Problem details:
Return all entries precisely as they stand, without the images.

···

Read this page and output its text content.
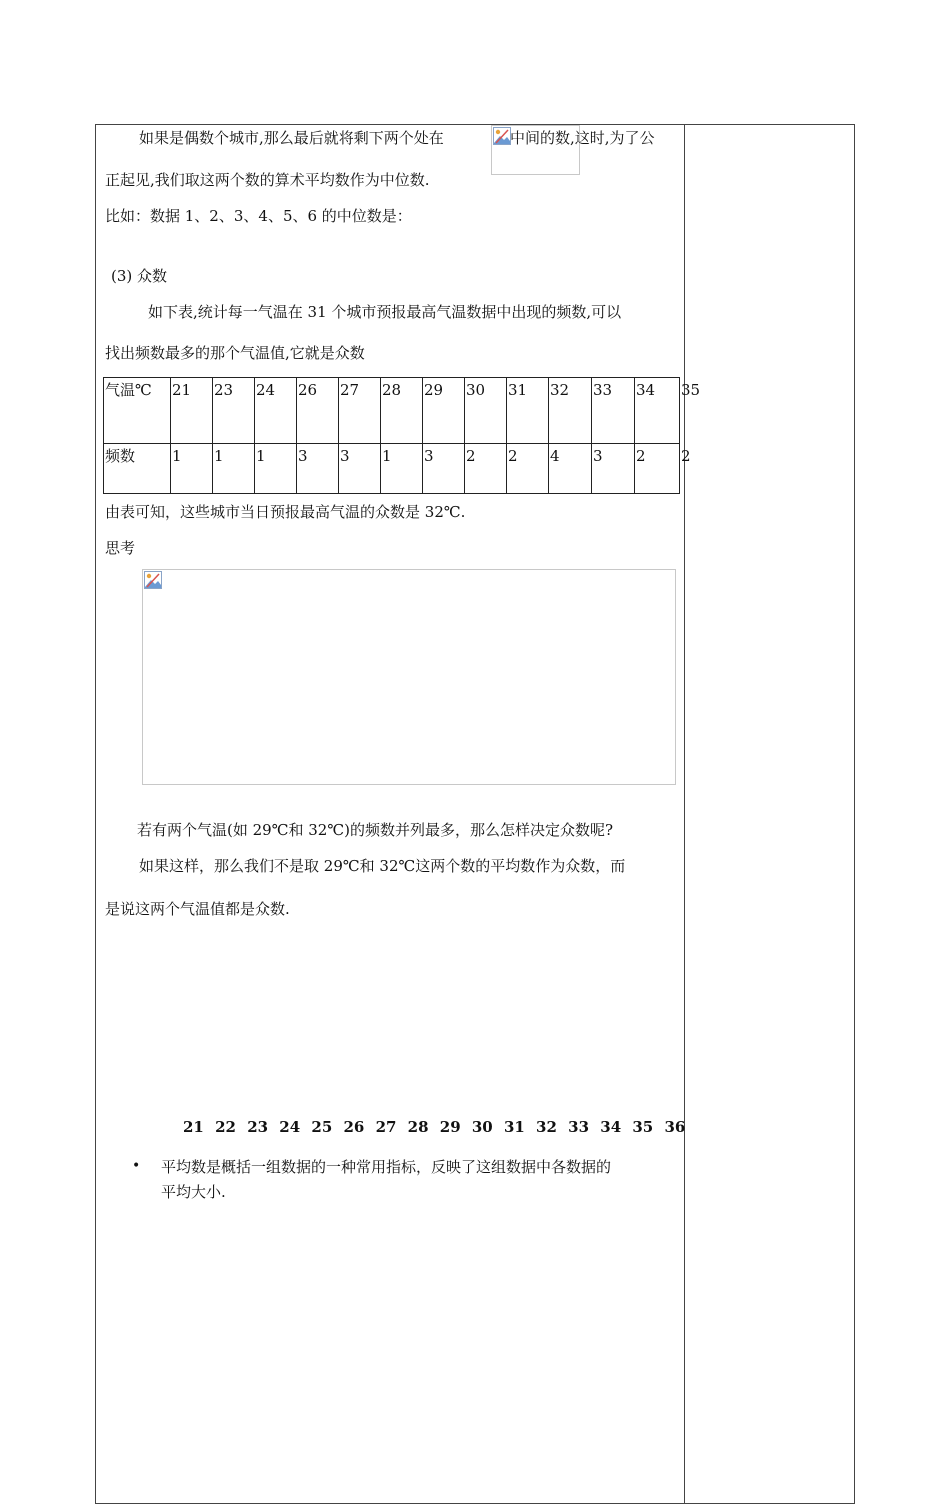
如果是偶数个城市,那么最后就将剩下两个处在	中间的数,这时,为了公
正起见,我们取这两个数的算术平均数作为中位数.
比如：数据 1、2、3、4、5、6 的中位数是：
(3) 众数
如下表,统计每一气温在 31 个城市预报最高气温数据中出现的频数,可以
找出频数最多的那个气温值,它就是众数
气温℃	21	23	24	26	27	28	29	30	31	32	33	34	35
频数	1	1	1	3	3	1	3	2	2	4	3	2	2
由表可知，这些城市当日预报最高气温的众数是 32℃.
思考
若有两个气温(如 29℃和 32℃)的频数并列最多，那么怎样决定众数呢?
如果这样，那么我们不是取 29℃和 32℃这两个数的平均数作为众数，而
是说这两个气温值都是众数.
21 22 23 24 25 26 27 28 29 30 31 32 33 34 35 36
• 平均数是概括一组数据的一种常用指标，反映了这组数据中各数据的
平均大小.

···

Full output:
Read this page and output its text content.
如果是偶数个城市,那么最后就将剩下两个处在	中间的数,这时,为了公
正起见,我们取这两个数的算术平均数作为中位数.
比如：数据 1、2、3、4、5、6 的中位数是：
(3) 众数
如下表,统计每一气温在 31 个城市预报最高气温数据中出现的频数,可以
找出频数最多的那个气温值,它就是众数
气温℃	21	23	24	26	27	28	29	30	31	32	33	34	35
频数	1	1	1	3	3	1	3	2	2	4	3	2	2
由表可知，这些城市当日预报最高气温的众数是 32℃.
思考
若有两个气温(如 29℃和 32℃)的频数并列最多，那么怎样决定众数呢?
如果这样，那么我们不是取 29℃和 32℃这两个数的平均数作为众数，而
是说这两个气温值都是众数.
21 22 23 24 25 26 27 28 29 30 31 32 33 34 35 36
• 平均数是概括一组数据的一种常用指标，反映了这组数据中各数据的
平均大小.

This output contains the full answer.